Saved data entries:
-- START --

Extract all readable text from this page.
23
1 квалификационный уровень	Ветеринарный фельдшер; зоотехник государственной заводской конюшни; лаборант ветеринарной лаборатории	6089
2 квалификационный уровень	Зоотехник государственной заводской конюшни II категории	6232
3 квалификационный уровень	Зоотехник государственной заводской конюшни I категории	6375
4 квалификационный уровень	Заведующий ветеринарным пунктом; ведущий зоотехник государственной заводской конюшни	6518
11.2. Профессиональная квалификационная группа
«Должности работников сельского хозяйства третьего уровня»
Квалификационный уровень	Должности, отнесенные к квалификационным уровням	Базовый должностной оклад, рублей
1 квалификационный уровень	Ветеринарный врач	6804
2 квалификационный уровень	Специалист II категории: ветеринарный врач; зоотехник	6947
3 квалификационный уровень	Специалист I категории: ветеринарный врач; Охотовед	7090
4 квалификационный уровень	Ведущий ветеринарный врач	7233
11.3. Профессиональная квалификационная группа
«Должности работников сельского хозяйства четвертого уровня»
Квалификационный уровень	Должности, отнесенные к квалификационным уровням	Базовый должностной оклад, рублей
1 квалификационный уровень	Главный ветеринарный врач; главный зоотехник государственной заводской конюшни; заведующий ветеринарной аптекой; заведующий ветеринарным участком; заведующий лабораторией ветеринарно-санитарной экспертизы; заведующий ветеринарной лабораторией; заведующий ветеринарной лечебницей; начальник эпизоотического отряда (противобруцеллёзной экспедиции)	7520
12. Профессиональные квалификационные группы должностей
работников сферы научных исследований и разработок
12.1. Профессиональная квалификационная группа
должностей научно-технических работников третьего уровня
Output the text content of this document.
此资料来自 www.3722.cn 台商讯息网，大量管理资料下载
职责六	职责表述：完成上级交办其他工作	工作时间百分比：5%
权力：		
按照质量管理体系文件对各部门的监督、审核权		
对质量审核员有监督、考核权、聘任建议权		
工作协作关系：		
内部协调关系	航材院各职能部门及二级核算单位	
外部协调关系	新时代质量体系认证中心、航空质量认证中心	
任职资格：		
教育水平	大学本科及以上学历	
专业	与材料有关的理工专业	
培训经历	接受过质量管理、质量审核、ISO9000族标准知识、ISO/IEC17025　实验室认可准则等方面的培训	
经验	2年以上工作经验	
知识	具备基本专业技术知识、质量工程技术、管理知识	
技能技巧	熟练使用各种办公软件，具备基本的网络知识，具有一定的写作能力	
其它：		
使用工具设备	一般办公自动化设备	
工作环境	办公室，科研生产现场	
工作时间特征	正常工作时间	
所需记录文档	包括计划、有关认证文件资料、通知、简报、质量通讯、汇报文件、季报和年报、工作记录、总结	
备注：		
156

-- END --

> Exercise details
Only the number should be given: how many lines of the data contain the word "text"?

> Output below
2